- [Task objective] Copy the data precisely, keeping every character.
## BEGIN
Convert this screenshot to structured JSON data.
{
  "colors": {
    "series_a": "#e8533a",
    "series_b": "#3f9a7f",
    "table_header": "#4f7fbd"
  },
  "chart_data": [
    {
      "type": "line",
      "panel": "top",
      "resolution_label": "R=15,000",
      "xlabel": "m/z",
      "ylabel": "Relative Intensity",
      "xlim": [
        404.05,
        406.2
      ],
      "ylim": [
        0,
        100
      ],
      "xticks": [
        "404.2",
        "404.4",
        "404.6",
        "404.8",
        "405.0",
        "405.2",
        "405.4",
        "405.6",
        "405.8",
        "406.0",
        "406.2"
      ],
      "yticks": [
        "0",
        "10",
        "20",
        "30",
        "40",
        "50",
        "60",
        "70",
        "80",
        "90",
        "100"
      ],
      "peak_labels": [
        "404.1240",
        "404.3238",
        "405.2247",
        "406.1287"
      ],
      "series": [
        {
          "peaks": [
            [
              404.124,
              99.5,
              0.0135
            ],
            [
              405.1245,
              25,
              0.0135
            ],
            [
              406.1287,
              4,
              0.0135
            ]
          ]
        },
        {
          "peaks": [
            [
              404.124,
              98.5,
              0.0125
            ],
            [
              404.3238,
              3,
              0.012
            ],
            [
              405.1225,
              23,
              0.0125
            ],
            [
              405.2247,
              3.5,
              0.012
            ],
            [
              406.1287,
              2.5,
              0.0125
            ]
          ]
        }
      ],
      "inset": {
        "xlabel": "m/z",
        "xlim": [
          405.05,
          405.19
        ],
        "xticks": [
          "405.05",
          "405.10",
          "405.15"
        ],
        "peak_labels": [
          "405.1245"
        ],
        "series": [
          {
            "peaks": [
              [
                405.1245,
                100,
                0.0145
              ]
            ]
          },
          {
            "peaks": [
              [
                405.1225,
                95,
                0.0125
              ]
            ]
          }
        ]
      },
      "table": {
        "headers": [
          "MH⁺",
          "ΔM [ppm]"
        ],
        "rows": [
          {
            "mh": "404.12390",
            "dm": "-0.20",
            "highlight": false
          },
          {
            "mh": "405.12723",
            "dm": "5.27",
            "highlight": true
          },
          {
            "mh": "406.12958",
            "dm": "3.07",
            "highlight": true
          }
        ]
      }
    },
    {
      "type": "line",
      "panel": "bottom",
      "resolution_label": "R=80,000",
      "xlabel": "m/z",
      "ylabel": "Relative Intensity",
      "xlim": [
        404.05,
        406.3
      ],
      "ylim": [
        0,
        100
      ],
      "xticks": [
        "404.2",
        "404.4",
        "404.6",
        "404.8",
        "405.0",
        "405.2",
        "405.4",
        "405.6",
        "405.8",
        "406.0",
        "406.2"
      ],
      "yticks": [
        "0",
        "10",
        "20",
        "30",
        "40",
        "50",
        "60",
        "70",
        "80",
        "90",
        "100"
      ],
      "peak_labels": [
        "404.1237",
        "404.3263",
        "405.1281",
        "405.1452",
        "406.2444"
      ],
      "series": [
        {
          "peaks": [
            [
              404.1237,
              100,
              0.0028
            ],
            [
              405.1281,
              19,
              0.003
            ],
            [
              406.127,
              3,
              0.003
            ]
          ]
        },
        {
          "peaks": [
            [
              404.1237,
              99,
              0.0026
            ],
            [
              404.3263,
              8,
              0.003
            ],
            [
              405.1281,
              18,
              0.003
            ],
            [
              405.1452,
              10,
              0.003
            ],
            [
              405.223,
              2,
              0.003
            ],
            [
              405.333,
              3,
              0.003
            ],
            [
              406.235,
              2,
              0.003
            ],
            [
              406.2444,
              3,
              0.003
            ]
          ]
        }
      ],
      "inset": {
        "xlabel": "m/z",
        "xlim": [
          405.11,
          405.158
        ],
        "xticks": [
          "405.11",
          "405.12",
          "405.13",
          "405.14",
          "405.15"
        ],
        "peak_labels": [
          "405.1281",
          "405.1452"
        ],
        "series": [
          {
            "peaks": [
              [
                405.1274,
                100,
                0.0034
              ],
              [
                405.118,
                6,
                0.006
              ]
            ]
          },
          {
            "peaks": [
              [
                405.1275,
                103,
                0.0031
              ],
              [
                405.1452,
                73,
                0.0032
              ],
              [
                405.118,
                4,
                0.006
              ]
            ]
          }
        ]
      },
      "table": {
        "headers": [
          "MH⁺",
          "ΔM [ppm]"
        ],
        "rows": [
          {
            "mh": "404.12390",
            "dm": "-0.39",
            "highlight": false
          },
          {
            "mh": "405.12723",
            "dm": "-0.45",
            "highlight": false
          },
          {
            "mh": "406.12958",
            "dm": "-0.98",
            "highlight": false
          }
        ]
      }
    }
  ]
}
## END
- [Written response]
Convert this screenshot to structured JSON data.
{
  "colors": {
    "series_a": "#e8533a",
    "series_b": "#3f9a7f",
    "table_header": "#4f7fbd"
  },
  "chart_data": [
    {
      "type": "line",
      "panel": "top",
      "resolution_label": "R=15,000",
      "xlabel": "m/z",
      "ylabel": "Relative Intensity",
      "xlim": [
        404.05,
        406.2
      ],
      "ylim": [
        0,
        100
      ],
      "xticks": [
        "404.2",
        "404.4",
        "404.6",
        "404.8",
        "405.0",
        "405.2",
        "405.4",
        "405.6",
        "405.8",
        "406.0",
        "406.2"
      ],
      "yticks": [
        "0",
        "10",
        "20",
        "30",
        "40",
        "50",
        "60",
        "70",
        "80",
        "90",
        "100"
      ],
      "peak_labels": [
        "404.1240",
        "404.3238",
        "405.2247",
        "406.1287"
      ],
      "series": [
        {
          "peaks": [
            [
              404.124,
              99.5,
              0.0135
            ],
            [
              405.1245,
              25,
              0.0135
            ],
            [
              406.1287,
              4,
              0.0135
            ]
          ]
        },
        {
          "peaks": [
            [
              404.124,
              98.5,
              0.0125
            ],
            [
              404.3238,
              3,
              0.012
            ],
            [
              405.1225,
              23,
              0.0125
            ],
            [
              405.2247,
              3.5,
              0.012
            ],
            [
              406.1287,
              2.5,
              0.0125
            ]
          ]
        }
      ],
      "inset": {
        "xlabel": "m/z",
        "xlim": [
          405.05,
          405.19
        ],
        "xticks": [
          "405.05",
          "405.10",
          "405.15"
        ],
        "peak_labels": [
          "405.1245"
        ],
        "series": [
          {
            "peaks": [
              [
                405.1245,
                100,
                0.0145
              ]
            ]
          },
          {
            "peaks": [
              [
                405.1225,
                95,
                0.0125
              ]
            ]
          }
        ]
      },
      "table": {
        "headers": [
          "MH⁺",
          "ΔM [ppm]"
        ],
        "rows": [
          {
            "mh": "404.12390",
            "dm": "-0.20",
            "highlight": false
          },
          {
            "mh": "405.12723",
            "dm": "5.27",
            "highlight": true
          },
          {
            "mh": "406.12958",
            "dm": "3.07",
            "highlight": true
          }
        ]
      }
    },
    {
      "type": "line",
      "panel": "bottom",
      "resolution_label": "R=80,000",
      "xlabel": "m/z",
      "ylabel": "Relative Intensity",
      "xlim": [
        404.05,
        406.3
      ],
      "ylim": [
        0,
        100
      ],
      "xticks": [
        "404.2",
        "404.4",
        "404.6",
        "404.8",
        "405.0",
        "405.2",
        "405.4",
        "405.6",
        "405.8",
        "406.0",
        "406.2"
      ],
      "yticks": [
        "0",
        "10",
        "20",
        "30",
        "40",
        "50",
        "60",
        "70",
        "80",
        "90",
        "100"
      ],
      "peak_labels": [
        "404.1237",
        "404.3263",
        "405.1281",
        "405.1452",
        "406.2444"
      ],
      "series": [
        {
          "peaks": [
            [
              404.1237,
              100,
              0.0028
            ],
            [
              405.1281,
              19,
              0.003
            ],
            [
              406.127,
              3,
              0.003
            ]
          ]
        },
        {
          "peaks": [
            [
              404.1237,
              99,
              0.0026
            ],
            [
              404.3263,
              8,
              0.003
            ],
            [
              405.1281,
              18,
              0.003
            ],
            [
              405.1452,
              10,
              0.003
            ],
            [
              405.223,
              2,
              0.003
            ],
            [
              405.333,
              3,
              0.003
            ],
            [
              406.235,
              2,
              0.003
            ],
            [
              406.2444,
              3,
              0.003
            ]
          ]
        }
      ],
      "inset": {
        "xlabel": "m/z",
        "xlim": [
          405.11,
          405.158
        ],
        "xticks": [
          "405.11",
          "405.12",
          "405.13",
          "405.14",
          "405.15"
        ],
        "peak_labels": [
          "405.1281",
          "405.1452"
        ],
        "series": [
          {
            "peaks": [
              [
                405.1274,
                100,
                0.0034
              ],
              [
                405.118,
                6,
                0.006
              ]
            ]
          },
          {
            "peaks": [
              [
                405.1275,
                103,
                0.0031
              ],
              [
                405.1452,
                73,
                0.0032
              ],
              [
                405.118,
                4,
                0.006
              ]
            ]
          }
        ]
      },
      "table": {
        "headers": [
          "MH⁺",
          "ΔM [ppm]"
        ],
        "rows": [
          {
            "mh": "404.12390",
            "dm": "-0.39",
            "highlight": false
          },
          {
            "mh": "405.12723",
            "dm": "-0.45",
            "highlight": false
          },
          {
            "mh": "406.12958",
            "dm": "-0.98",
            "highlight": false
          }
        ]
      }
    }
  ]
}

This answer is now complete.